● Records for the task:
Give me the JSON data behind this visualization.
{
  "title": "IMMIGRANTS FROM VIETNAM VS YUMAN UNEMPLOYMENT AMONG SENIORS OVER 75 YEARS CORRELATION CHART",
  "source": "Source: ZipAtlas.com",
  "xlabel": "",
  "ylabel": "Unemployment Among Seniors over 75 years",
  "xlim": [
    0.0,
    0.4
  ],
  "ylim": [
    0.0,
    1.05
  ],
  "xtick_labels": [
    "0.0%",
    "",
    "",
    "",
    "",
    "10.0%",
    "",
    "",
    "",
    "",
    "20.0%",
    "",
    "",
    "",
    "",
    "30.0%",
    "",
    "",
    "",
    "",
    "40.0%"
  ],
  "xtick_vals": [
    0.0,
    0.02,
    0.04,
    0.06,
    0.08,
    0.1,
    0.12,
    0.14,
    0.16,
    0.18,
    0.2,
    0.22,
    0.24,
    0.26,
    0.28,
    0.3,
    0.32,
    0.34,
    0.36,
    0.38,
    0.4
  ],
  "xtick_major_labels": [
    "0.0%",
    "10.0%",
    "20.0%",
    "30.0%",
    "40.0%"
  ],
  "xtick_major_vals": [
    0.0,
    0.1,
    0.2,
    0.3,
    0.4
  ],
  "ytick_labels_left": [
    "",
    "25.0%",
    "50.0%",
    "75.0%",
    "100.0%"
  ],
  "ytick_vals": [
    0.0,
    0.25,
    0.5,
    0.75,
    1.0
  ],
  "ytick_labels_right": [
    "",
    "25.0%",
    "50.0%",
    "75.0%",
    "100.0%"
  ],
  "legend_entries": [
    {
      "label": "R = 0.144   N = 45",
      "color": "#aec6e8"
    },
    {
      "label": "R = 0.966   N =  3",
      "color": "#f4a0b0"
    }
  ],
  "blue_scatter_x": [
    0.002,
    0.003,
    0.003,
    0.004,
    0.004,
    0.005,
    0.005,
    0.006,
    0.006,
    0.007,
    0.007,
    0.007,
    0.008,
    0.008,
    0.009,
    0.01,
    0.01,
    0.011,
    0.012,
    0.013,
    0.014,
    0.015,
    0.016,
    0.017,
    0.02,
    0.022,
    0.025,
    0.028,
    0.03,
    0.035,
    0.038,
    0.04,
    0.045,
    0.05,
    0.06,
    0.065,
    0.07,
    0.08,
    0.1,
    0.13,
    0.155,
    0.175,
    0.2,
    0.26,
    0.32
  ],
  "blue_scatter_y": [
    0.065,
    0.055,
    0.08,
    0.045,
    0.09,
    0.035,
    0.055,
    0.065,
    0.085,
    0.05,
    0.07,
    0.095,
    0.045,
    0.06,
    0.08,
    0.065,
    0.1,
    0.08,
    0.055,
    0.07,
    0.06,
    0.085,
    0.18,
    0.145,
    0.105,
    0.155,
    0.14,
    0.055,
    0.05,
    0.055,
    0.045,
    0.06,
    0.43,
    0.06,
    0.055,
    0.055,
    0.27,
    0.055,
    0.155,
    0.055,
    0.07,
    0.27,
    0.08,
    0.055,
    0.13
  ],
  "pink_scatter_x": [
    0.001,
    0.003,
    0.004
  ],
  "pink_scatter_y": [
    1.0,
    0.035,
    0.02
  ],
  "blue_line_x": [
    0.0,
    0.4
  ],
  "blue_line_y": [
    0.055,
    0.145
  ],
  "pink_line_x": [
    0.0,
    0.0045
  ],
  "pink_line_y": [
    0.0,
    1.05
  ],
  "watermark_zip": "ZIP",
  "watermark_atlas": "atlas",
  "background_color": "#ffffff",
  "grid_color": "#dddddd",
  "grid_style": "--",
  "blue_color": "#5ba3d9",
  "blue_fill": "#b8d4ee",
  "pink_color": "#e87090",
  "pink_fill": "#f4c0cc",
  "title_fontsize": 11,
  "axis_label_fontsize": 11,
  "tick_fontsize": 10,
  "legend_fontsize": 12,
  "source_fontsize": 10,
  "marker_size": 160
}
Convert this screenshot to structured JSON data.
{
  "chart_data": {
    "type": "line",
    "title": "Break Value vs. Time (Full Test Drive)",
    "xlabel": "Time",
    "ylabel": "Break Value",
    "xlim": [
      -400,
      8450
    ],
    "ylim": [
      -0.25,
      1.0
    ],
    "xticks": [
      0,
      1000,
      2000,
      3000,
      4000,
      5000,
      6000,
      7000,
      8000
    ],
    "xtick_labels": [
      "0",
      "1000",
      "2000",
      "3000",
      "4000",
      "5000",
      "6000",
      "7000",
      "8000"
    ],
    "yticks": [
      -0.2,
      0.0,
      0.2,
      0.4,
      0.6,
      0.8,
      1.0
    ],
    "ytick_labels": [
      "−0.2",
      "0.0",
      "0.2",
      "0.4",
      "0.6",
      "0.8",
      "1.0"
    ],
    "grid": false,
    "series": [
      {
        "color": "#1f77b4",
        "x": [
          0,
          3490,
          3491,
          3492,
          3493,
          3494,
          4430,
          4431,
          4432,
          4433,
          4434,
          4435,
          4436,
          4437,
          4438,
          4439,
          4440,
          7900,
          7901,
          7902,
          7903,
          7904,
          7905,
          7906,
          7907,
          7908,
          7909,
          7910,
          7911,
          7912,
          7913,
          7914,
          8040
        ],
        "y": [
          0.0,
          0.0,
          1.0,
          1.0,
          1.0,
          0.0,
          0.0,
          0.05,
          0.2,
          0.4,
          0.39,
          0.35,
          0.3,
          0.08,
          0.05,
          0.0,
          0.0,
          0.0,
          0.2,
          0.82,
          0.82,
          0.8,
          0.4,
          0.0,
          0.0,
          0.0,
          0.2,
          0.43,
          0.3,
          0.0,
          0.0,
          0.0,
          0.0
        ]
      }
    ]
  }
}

● Objective: In the entries above, find each line with the string "ylabel" and copy it.

● Correct response:
  "ylabel": "Unemployment Among Seniors over 75 years",
    "ylabel": "Break Value",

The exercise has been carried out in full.